**What needs to be done**
Return every record exactly as written.

**Supplied information**
# # # # #
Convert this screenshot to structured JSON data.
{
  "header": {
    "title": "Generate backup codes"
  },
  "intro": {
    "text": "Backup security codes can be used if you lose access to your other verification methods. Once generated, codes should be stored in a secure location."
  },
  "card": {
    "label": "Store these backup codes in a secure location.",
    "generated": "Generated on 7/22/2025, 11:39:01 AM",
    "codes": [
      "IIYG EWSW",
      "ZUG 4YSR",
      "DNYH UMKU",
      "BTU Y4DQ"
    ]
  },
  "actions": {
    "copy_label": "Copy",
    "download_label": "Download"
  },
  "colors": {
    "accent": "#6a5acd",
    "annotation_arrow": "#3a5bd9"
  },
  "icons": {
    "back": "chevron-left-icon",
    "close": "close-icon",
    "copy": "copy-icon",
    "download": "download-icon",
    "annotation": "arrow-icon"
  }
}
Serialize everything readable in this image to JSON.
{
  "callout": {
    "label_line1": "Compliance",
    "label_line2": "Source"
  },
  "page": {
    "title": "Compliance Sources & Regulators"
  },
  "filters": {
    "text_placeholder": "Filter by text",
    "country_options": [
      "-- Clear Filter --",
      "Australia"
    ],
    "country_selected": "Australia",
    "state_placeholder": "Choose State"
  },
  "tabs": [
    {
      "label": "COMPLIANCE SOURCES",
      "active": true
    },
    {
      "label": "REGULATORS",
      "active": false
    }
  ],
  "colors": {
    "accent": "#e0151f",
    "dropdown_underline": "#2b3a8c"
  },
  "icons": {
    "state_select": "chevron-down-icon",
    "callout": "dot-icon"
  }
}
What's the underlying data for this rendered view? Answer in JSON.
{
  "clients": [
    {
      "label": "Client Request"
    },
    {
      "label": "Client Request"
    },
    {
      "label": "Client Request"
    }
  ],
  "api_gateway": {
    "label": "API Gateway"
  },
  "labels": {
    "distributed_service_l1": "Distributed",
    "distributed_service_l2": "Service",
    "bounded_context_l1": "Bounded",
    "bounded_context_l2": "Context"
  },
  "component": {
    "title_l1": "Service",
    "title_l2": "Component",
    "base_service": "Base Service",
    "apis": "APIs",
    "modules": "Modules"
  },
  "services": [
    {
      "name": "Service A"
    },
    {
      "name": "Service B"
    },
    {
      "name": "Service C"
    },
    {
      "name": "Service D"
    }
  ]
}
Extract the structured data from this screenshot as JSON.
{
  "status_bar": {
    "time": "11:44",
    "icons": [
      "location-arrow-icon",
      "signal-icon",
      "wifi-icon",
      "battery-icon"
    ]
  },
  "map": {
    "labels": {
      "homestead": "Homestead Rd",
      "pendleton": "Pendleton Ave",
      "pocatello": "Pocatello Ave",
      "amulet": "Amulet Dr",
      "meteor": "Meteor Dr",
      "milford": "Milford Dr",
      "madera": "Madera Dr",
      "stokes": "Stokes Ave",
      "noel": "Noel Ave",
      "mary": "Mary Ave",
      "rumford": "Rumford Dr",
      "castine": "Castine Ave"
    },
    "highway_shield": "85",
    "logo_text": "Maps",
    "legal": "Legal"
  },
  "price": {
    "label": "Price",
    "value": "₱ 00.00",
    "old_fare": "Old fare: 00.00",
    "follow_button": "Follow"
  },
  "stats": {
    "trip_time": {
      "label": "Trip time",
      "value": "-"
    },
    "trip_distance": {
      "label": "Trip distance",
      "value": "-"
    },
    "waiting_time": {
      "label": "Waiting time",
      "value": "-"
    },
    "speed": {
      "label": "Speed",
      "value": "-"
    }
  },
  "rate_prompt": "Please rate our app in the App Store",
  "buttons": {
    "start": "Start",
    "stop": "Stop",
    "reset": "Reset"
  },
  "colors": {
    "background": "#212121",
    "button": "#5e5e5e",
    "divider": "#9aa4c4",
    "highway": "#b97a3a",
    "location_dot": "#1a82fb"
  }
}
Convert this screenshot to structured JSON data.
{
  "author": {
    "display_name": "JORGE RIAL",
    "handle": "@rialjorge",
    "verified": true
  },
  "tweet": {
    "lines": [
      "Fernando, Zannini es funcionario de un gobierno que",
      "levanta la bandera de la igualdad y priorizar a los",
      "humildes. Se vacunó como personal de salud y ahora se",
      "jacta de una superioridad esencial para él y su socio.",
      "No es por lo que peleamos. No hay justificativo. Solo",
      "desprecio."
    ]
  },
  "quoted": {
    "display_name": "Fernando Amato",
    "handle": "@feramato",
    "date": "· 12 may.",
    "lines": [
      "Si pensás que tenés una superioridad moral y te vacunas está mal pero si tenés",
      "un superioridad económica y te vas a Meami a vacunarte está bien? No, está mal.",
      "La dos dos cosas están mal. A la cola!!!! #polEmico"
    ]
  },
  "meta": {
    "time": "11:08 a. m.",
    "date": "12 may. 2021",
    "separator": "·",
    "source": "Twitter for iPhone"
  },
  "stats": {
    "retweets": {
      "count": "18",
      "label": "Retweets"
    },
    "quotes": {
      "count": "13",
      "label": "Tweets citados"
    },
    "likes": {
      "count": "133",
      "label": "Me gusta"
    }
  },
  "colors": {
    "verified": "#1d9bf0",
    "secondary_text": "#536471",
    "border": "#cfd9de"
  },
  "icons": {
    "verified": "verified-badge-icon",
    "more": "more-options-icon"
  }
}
# # # # #
**Solution to the exercise**
Convert this screenshot to structured JSON data.
{
  "header": {
    "title": "Generate backup codes"
  },
  "intro": {
    "text": "Backup security codes can be used if you lose access to your other verification methods. Once generated, codes should be stored in a secure location."
  },
  "card": {
    "label": "Store these backup codes in a secure location.",
    "generated": "Generated on 7/22/2025, 11:39:01 AM",
    "codes": [
      "IIYG EWSW",
      "ZUG 4YSR",
      "DNYH UMKU",
      "BTU Y4DQ"
    ]
  },
  "actions": {
    "copy_label": "Copy",
    "download_label": "Download"
  },
  "colors": {
    "accent": "#6a5acd",
    "annotation_arrow": "#3a5bd9"
  },
  "icons": {
    "back": "chevron-left-icon",
    "close": "close-icon",
    "copy": "copy-icon",
    "download": "download-icon",
    "annotation": "arrow-icon"
  }
}
Serialize everything readable in this image to JSON.
{
  "callout": {
    "label_line1": "Compliance",
    "label_line2": "Source"
  },
  "page": {
    "title": "Compliance Sources & Regulators"
  },
  "filters": {
    "text_placeholder": "Filter by text",
    "country_options": [
      "-- Clear Filter --",
      "Australia"
    ],
    "country_selected": "Australia",
    "state_placeholder": "Choose State"
  },
  "tabs": [
    {
      "label": "COMPLIANCE SOURCES",
      "active": true
    },
    {
      "label": "REGULATORS",
      "active": false
    }
  ],
  "colors": {
    "accent": "#e0151f",
    "dropdown_underline": "#2b3a8c"
  },
  "icons": {
    "state_select": "chevron-down-icon",
    "callout": "dot-icon"
  }
}
What's the underlying data for this rendered view? Answer in JSON.
{
  "clients": [
    {
      "label": "Client Request"
    },
    {
      "label": "Client Request"
    },
    {
      "label": "Client Request"
    }
  ],
  "api_gateway": {
    "label": "API Gateway"
  },
  "labels": {
    "distributed_service_l1": "Distributed",
    "distributed_service_l2": "Service",
    "bounded_context_l1": "Bounded",
    "bounded_context_l2": "Context"
  },
  "component": {
    "title_l1": "Service",
    "title_l2": "Component",
    "base_service": "Base Service",
    "apis": "APIs",
    "modules": "Modules"
  },
  "services": [
    {
      "name": "Service A"
    },
    {
      "name": "Service B"
    },
    {
      "name": "Service C"
    },
    {
      "name": "Service D"
    }
  ]
}
Extract the structured data from this screenshot as JSON.
{
  "status_bar": {
    "time": "11:44",
    "icons": [
      "location-arrow-icon",
      "signal-icon",
      "wifi-icon",
      "battery-icon"
    ]
  },
  "map": {
    "labels": {
      "homestead": "Homestead Rd",
      "pendleton": "Pendleton Ave",
      "pocatello": "Pocatello Ave",
      "amulet": "Amulet Dr",
      "meteor": "Meteor Dr",
      "milford": "Milford Dr",
      "madera": "Madera Dr",
      "stokes": "Stokes Ave",
      "noel": "Noel Ave",
      "mary": "Mary Ave",
      "rumford": "Rumford Dr",
      "castine": "Castine Ave"
    },
    "highway_shield": "85",
    "logo_text": "Maps",
    "legal": "Legal"
  },
  "price": {
    "label": "Price",
    "value": "₱ 00.00",
    "old_fare": "Old fare: 00.00",
    "follow_button": "Follow"
  },
  "stats": {
    "trip_time": {
      "label": "Trip time",
      "value": "-"
    },
    "trip_distance": {
      "label": "Trip distance",
      "value": "-"
    },
    "waiting_time": {
      "label": "Waiting time",
      "value": "-"
    },
    "speed": {
      "label": "Speed",
      "value": "-"
    }
  },
  "rate_prompt": "Please rate our app in the App Store",
  "buttons": {
    "start": "Start",
    "stop": "Stop",
    "reset": "Reset"
  },
  "colors": {
    "background": "#212121",
    "button": "#5e5e5e",
    "divider": "#9aa4c4",
    "highway": "#b97a3a",
    "location_dot": "#1a82fb"
  }
}
Convert this screenshot to structured JSON data.
{
  "author": {
    "display_name": "JORGE RIAL",
    "handle": "@rialjorge",
    "verified": true
  },
  "tweet": {
    "lines": [
      "Fernando, Zannini es funcionario de un gobierno que",
      "levanta la bandera de la igualdad y priorizar a los",
      "humildes. Se vacunó como personal de salud y ahora se",
      "jacta de una superioridad esencial para él y su socio.",
      "No es por lo que peleamos. No hay justificativo. Solo",
      "desprecio."
    ]
  },
  "quoted": {
    "display_name": "Fernando Amato",
    "handle": "@feramato",
    "date": "· 12 may.",
    "lines": [
      "Si pensás que tenés una superioridad moral y te vacunas está mal pero si tenés",
      "un superioridad económica y te vas a Meami a vacunarte está bien? No, está mal.",
      "La dos dos cosas están mal. A la cola!!!! #polEmico"
    ]
  },
  "meta": {
    "time": "11:08 a. m.",
    "date": "12 may. 2021",
    "separator": "·",
    "source": "Twitter for iPhone"
  },
  "stats": {
    "retweets": {
      "count": "18",
      "label": "Retweets"
    },
    "quotes": {
      "count": "13",
      "label": "Tweets citados"
    },
    "likes": {
      "count": "133",
      "label": "Me gusta"
    }
  },
  "colors": {
    "verified": "#1d9bf0",
    "secondary_text": "#536471",
    "border": "#cfd9de"
  },
  "icons": {
    "verified": "verified-badge-icon",
    "more": "more-options-icon"
  }
}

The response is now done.